# DIRECTION
Copy the data lines starting at the one containing "bar-africa: 9.52% — [270, 176, 386, 240]" and ending at the one containing "pie-label-other: Other Browsers", renaming "CODELESS" to "NOCODE" and keeping everything else unchanged.
### EXTRACTED INFORMATION
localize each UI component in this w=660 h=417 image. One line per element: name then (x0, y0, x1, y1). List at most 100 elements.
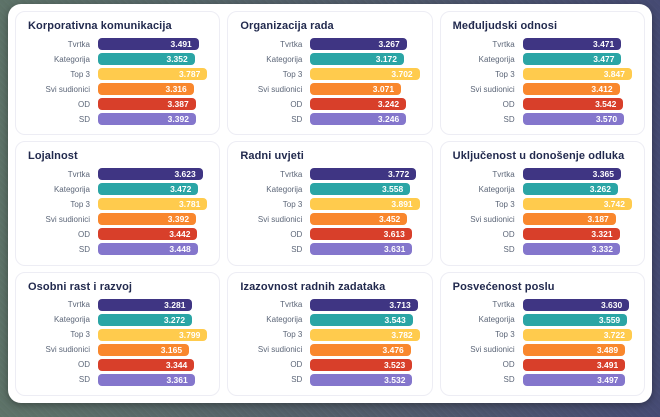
charts-grid: Korporativna komunikacija Tvrtka 3.491 Kate… (15, 11, 645, 396)
bar: 3.722 (522, 328, 632, 341)
bar-track: 3.713 (310, 298, 419, 311)
row-label: Kategorija (266, 184, 303, 194)
bar: 3.448 (98, 243, 198, 256)
bar-value-label: 3.187 (587, 214, 609, 225)
bar-row: Tvrtka 3.281 (26, 298, 207, 311)
bar-track: 3.392 (98, 213, 207, 226)
bar-row: Tvrtka 3.267 (238, 38, 419, 50)
row-label: Top 3 (70, 330, 90, 340)
bar-track: 3.448 (98, 243, 207, 256)
bar-value-label: 3.713 (389, 299, 411, 310)
bar-track: 3.387 (98, 98, 207, 110)
row-label: Svi sudionici (45, 345, 90, 355)
row-label: Kategorija (478, 54, 515, 64)
bar-row: Top 3 3.799 (26, 328, 208, 341)
bar-row: Kategorija 3.472 (26, 183, 207, 196)
bar-value-label: 3.847 (603, 69, 625, 79)
bar-row: Top 3 3.722 (451, 328, 632, 341)
bar-row: SD 3.361 (26, 373, 207, 386)
row-label: Tvrtka (280, 39, 303, 49)
bar-row: SD 3.532 (238, 373, 419, 386)
bar: 3.570 (522, 113, 625, 125)
chart-panel: Međuljudski odnosi Tvrtka 3.471 Kategorija 3… (439, 11, 645, 136)
bar-row: Kategorija 3.477 (451, 53, 632, 65)
bar: 3.172 (310, 53, 405, 65)
bar-value-label: 3.365 (592, 169, 614, 180)
row-label: Svi sudionici (257, 84, 303, 94)
bar-row: OD 3.442 (26, 228, 207, 241)
bar-row: Top 3 3.782 (238, 328, 420, 341)
bar-value-label: 3.477 (593, 54, 615, 64)
bar: 3.392 (98, 113, 196, 125)
dashboard-card: Korporativna komunikacija Tvrtka 3.491 Kate… (8, 4, 652, 403)
bar-value-label: 3.246 (377, 114, 400, 124)
bar-row: OD 3.242 (238, 98, 419, 110)
row-label: SD (78, 244, 90, 254)
bar-value-label: 3.782 (391, 329, 413, 340)
bar: 3.412 (522, 83, 620, 95)
chart-title: Organizacija rada (240, 20, 334, 32)
bar: 3.471 (522, 38, 622, 50)
bar: 3.281 (98, 298, 193, 311)
chart-panel: Uključenost u donošenje odluka Tvrtka 3.36… (439, 141, 645, 266)
bar-track: 3.787 (98, 68, 208, 80)
chart-title: Radni uvjeti (240, 150, 304, 163)
chart-title: Lojalnost (28, 150, 78, 163)
bar: 3.558 (310, 183, 411, 196)
chart-panel: Organizacija rada Tvrtka 3.267 Kategorija 3.… (227, 11, 433, 136)
bar-value-label: 3.361 (166, 374, 188, 385)
bar-track: 3.558 (310, 183, 419, 196)
bar-row: Top 3 3.847 (451, 68, 632, 80)
bar-track: 3.542 (522, 98, 632, 110)
bar-value-label: 3.491 (170, 39, 192, 49)
bar-value-label: 3.523 (383, 359, 406, 370)
bar: 3.442 (98, 228, 198, 241)
row-label: Kategorija (478, 315, 515, 325)
bar-track: 3.316 (98, 83, 207, 95)
row-label: Svi sudionici (470, 214, 515, 224)
bar-value-label: 3.242 (377, 99, 400, 109)
row-label: Top 3 (495, 199, 515, 209)
bar-track: 3.392 (98, 113, 207, 125)
bar-track: 3.071 (310, 83, 419, 95)
bar-row: Tvrtka 3.623 (26, 168, 207, 181)
bar-value-label: 3.799 (179, 329, 201, 340)
bar-value-label: 3.476 (382, 344, 404, 355)
row-label: OD (290, 229, 303, 239)
bar: 3.702 (310, 68, 420, 80)
bar-track: 3.476 (310, 343, 419, 356)
bar-value-label: 3.442 (169, 229, 191, 240)
bar-row: Svi sudionici 3.392 (26, 213, 207, 226)
bar-row: OD 3.542 (451, 98, 632, 110)
bar-track: 3.262 (522, 183, 632, 196)
bar-row: Kategorija 3.559 (451, 313, 632, 326)
bar: 3.262 (522, 183, 618, 196)
bar-value-label: 3.623 (174, 169, 196, 180)
bar-track: 3.321 (522, 228, 632, 241)
row-label: Tvrtka (492, 169, 515, 179)
bar-value-label: 3.472 (170, 184, 192, 195)
bar: 3.361 (98, 373, 195, 386)
bar-value-label: 3.559 (598, 314, 621, 325)
row-label: Kategorija (266, 54, 303, 64)
row-label: Tvrtka (280, 300, 303, 310)
bar-track: 3.497 (522, 373, 632, 386)
bar-value-label: 3.344 (165, 359, 188, 370)
bar-value-label: 3.387 (167, 99, 189, 109)
bar-track: 3.543 (310, 313, 419, 326)
row-label: SD (291, 244, 303, 254)
bar-track: 3.332 (522, 243, 632, 256)
bar-value-label: 3.316 (165, 84, 187, 94)
row-label: SD (503, 375, 515, 385)
bar: 3.321 (522, 228, 620, 241)
bar: 3.772 (310, 168, 417, 181)
row-label: Svi sudionici (45, 84, 90, 94)
chart-title: Osobni rast i razvoj (28, 280, 133, 293)
bar: 3.242 (310, 98, 407, 110)
chart-panel: Osobni rast i razvoj Tvrtka 3.281 Kategorij… (15, 271, 221, 396)
row-label: Top 3 (495, 330, 515, 340)
row-label: SD (78, 375, 90, 385)
bar: 3.742 (522, 198, 632, 211)
row-label: SD (503, 244, 515, 254)
row-label: Svi sudionici (470, 345, 515, 355)
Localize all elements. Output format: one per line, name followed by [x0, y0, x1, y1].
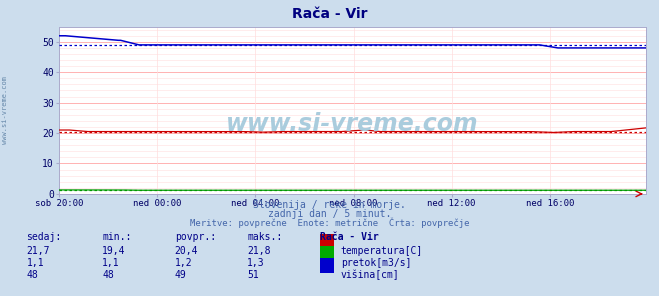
Text: 48: 48 [26, 270, 38, 280]
Text: 49: 49 [175, 270, 186, 280]
Text: Meritve: povprečne  Enote: metrične  Črta: povprečje: Meritve: povprečne Enote: metrične Črta:… [190, 218, 469, 228]
Text: 51: 51 [247, 270, 259, 280]
Text: www.si-vreme.com: www.si-vreme.com [1, 75, 8, 144]
Text: pretok[m3/s]: pretok[m3/s] [341, 258, 411, 268]
Text: temperatura[C]: temperatura[C] [341, 246, 423, 256]
Text: Rača - Vir: Rača - Vir [320, 232, 378, 242]
Text: min.:: min.: [102, 232, 132, 242]
Text: 21,8: 21,8 [247, 246, 271, 256]
Text: povpr.:: povpr.: [175, 232, 215, 242]
Text: 20,4: 20,4 [175, 246, 198, 256]
Text: 1,1: 1,1 [102, 258, 120, 268]
Text: 48: 48 [102, 270, 114, 280]
Text: www.si-vreme.com: www.si-vreme.com [226, 112, 479, 136]
Text: sedaj:: sedaj: [26, 232, 61, 242]
Text: Rača - Vir: Rača - Vir [292, 7, 367, 21]
Text: Slovenija / reke in morje.: Slovenija / reke in morje. [253, 200, 406, 210]
Text: maks.:: maks.: [247, 232, 282, 242]
Text: 1,2: 1,2 [175, 258, 192, 268]
Text: 1,3: 1,3 [247, 258, 265, 268]
Text: 19,4: 19,4 [102, 246, 126, 256]
Text: zadnji dan / 5 minut.: zadnji dan / 5 minut. [268, 209, 391, 219]
Text: 1,1: 1,1 [26, 258, 44, 268]
Text: 21,7: 21,7 [26, 246, 50, 256]
Text: višina[cm]: višina[cm] [341, 270, 399, 280]
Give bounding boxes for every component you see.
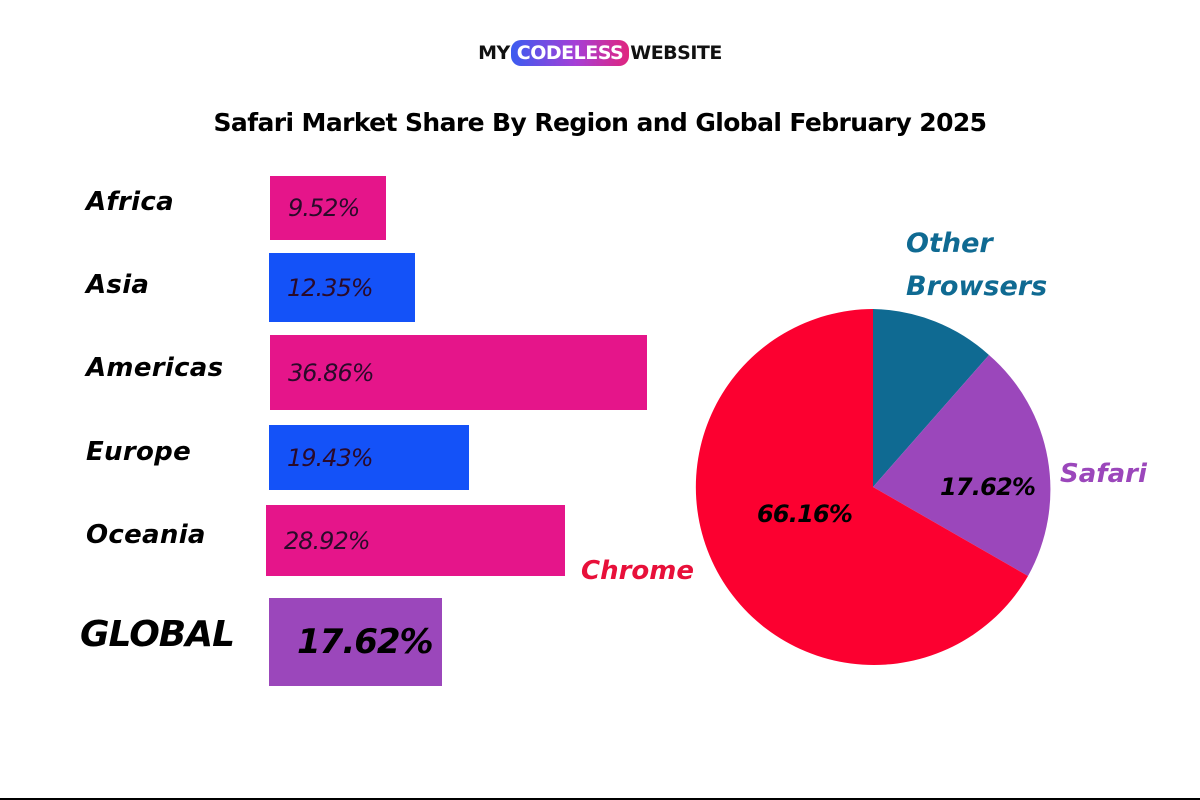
bar-africa: 9.52% — [270, 176, 386, 240]
pie-slice-other — [873, 309, 989, 487]
bar-label-asia: Asia — [86, 270, 150, 300]
pie-slice-chrome — [695, 309, 1028, 665]
bar-label-global: GLOBAL — [80, 614, 235, 655]
bar-value: 19.43% — [287, 443, 374, 472]
pie-value-safari: 17.62% — [940, 473, 1036, 501]
bar-label-americas: Americas — [86, 353, 224, 383]
bar-americas: 36.86% — [270, 335, 647, 410]
bar-value: 9.52% — [288, 194, 360, 222]
logo-text-left: MY — [478, 42, 510, 64]
bar-value: 36.86% — [288, 358, 375, 387]
pie-label-chrome: Chrome — [581, 556, 695, 586]
bar-value-global: 17.62% — [297, 622, 434, 662]
bar-label-oceania: Oceania — [86, 520, 206, 550]
bar-label-europe: Europe — [86, 437, 192, 467]
pie-label-other-line1: Other — [906, 228, 993, 259]
brand-logo: MY CODELESS WEBSITE — [0, 40, 1200, 66]
pie-value-chrome: 66.16% — [757, 500, 853, 528]
logo-pill: CODELESS — [510, 40, 630, 66]
pie-slice-safari — [873, 355, 1051, 576]
bottom-border — [0, 798, 1200, 800]
bar-value: 28.92% — [284, 526, 371, 555]
bar-europe: 19.43% — [269, 425, 469, 490]
pie-label-other: Other Browsers — [906, 222, 1047, 308]
logo-text-right: WEBSITE — [630, 42, 722, 64]
pie-label-safari: Safari — [1060, 459, 1147, 489]
bar-global: 17.62% — [269, 598, 442, 686]
bar-label-africa: Africa — [86, 187, 174, 217]
pie-label-other-line2: Browsers — [906, 271, 1048, 302]
bar-oceania: 28.92% — [266, 505, 565, 576]
bar-asia: 12.35% — [269, 253, 415, 322]
chart-title: Safari Market Share By Region and Global… — [213, 108, 988, 137]
bar-value: 12.35% — [287, 273, 374, 302]
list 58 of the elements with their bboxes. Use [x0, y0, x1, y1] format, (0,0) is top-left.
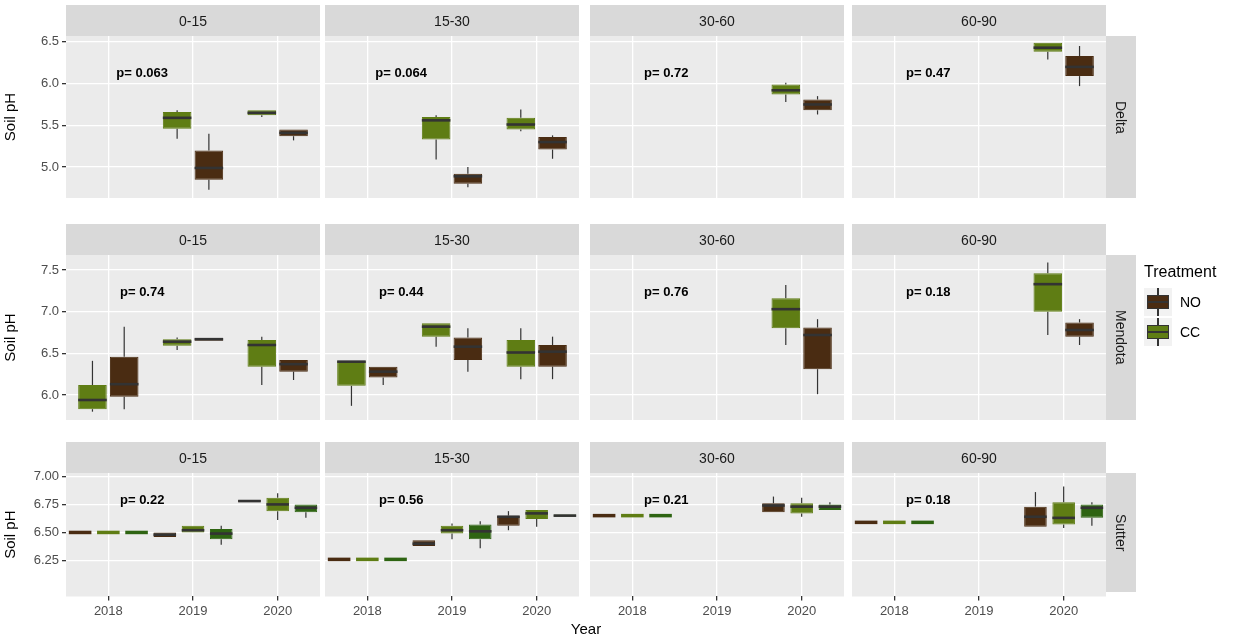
annotation: p= 0.064: [375, 64, 428, 80]
chart-title: 30-60: [699, 12, 735, 29]
x-tick-label: 2019: [964, 602, 994, 618]
annotation: p= 0.21: [643, 491, 689, 507]
y-tick-label: 6.75: [33, 495, 59, 511]
y-tick-label: 5.0: [40, 158, 59, 174]
y-tick-label: 7.5: [40, 261, 59, 277]
x-tick-label: 2020: [263, 602, 293, 618]
chart-title: 15-30: [434, 12, 470, 29]
x-tick-label: 2020: [1049, 602, 1079, 618]
y-tick-label: 7.0: [40, 303, 59, 319]
x-tick-label: 2018: [352, 602, 382, 618]
chart-title: 0-15: [178, 231, 208, 248]
y-tick-label: 7.00: [33, 467, 59, 483]
annotation: p= 0.76: [643, 284, 689, 300]
annotation: p= 0.063: [116, 64, 169, 80]
chart-title: 30-60: [699, 231, 735, 248]
annotation: p= 0.18: [905, 284, 951, 300]
y-tick-label: 6.5: [40, 344, 59, 360]
y-tick-label: 6.25: [33, 552, 59, 568]
x-tick-label: 2019: [437, 602, 467, 618]
annotation: p= 0.74: [119, 284, 166, 300]
x-tick-label: 2020: [787, 602, 817, 618]
y2-axis-title: Sutter: [1113, 513, 1129, 552]
y-axis-title: Soil pH: [1, 92, 19, 142]
annotation: p= 0.22: [119, 491, 165, 507]
y2-axis-title: Mendota: [1113, 310, 1129, 365]
annotation: p= 0.47: [905, 64, 951, 80]
x-tick-label: 2019: [178, 602, 208, 618]
y-axis-title: Soil pH: [1, 313, 19, 362]
legend-label: CC: [1180, 324, 1201, 340]
y-tick-label: 6.0: [40, 75, 59, 91]
annotation: p= 0.44: [378, 284, 425, 300]
annotation: p= 0.56: [378, 491, 424, 507]
x-tick-label: 2018: [93, 602, 123, 618]
x-tick-label: 2018: [617, 602, 647, 618]
chart-title: 0-15: [178, 449, 208, 466]
y-tick-label: 6.50: [33, 524, 59, 540]
chart-title: 60-90: [961, 449, 997, 466]
annotation: p= 0.18: [905, 491, 951, 507]
chart-title: 60-90: [961, 231, 997, 248]
x-tick-label: 2018: [879, 602, 909, 618]
chart-title: 0-15: [178, 12, 208, 29]
x-axis-title: Year: [569, 620, 603, 637]
y2-axis-title: Delta: [1113, 100, 1129, 134]
legend-title: Treatment: [1144, 263, 1217, 281]
legend-label: NO: [1180, 294, 1201, 310]
y-tick-label: 6.5: [40, 33, 59, 49]
chart-title: 60-90: [961, 12, 997, 29]
chart-title: 15-30: [434, 449, 470, 466]
y-tick-label: 6.0: [40, 386, 59, 402]
chart-title: 15-30: [434, 231, 470, 248]
chart-title: 30-60: [699, 449, 735, 466]
annotation: p= 0.72: [643, 64, 689, 80]
y-tick-label: 5.5: [40, 116, 59, 132]
x-tick-label: 2020: [522, 602, 552, 618]
x-tick-label: 2019: [702, 602, 732, 618]
y-axis-title: Soil pH: [1, 510, 19, 559]
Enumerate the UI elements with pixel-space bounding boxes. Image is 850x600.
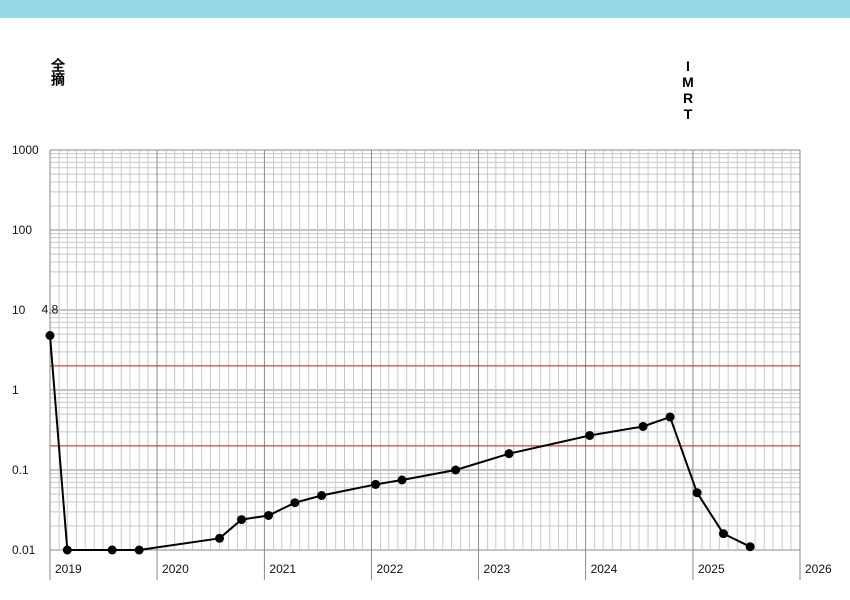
######
# FINAL RESULT
bar-africa: 9.52% — [270, 176, 386, 240]
pie-slice-other — [873, 309, 989, 487]
bar-label-asia: Asia — [86, 270, 150, 300]
pie-slice-chrome — [695, 309, 1028, 665]
bar-label-global: GLOBAL — [80, 614, 235, 655]
bar-value: 19.43% — [287, 443, 374, 472]
pie-value-safari: 17.62% — [940, 473, 1036, 501]
bar-label-americas: Americas — [86, 353, 224, 383]
bar-americas: 36.86% — [270, 335, 647, 410]
bar-value: 9.52% — [288, 194, 360, 222]
logo-text-left: MY — [478, 42, 510, 64]
bar-value: 36.86% — [288, 358, 375, 387]
pie-label-chrome: Chrome — [581, 556, 695, 586]
bar-value-global: 17.62% — [297, 622, 434, 662]
bar-label-oceania: Oceania — [86, 520, 206, 550]
bar-label-europe: Europe — [86, 437, 192, 467]
pie-label-other-line1: Other — [906, 228, 993, 259]
brand-logo: MY NOCODE WEBSITE — [0, 40, 1200, 66]
pie-value-chrome: 66.16% — [757, 500, 853, 528]
logo-pill: NOCODE — [510, 40, 630, 66]
pie-slice-safari — [873, 355, 1051, 576]
bottom-border — [0, 798, 1200, 800]
bar-value: 28.92% — [284, 526, 371, 555]
bar-europe: 19.43% — [269, 425, 469, 490]
pie-label-other: Other Browsers — [906, 222, 1047, 308]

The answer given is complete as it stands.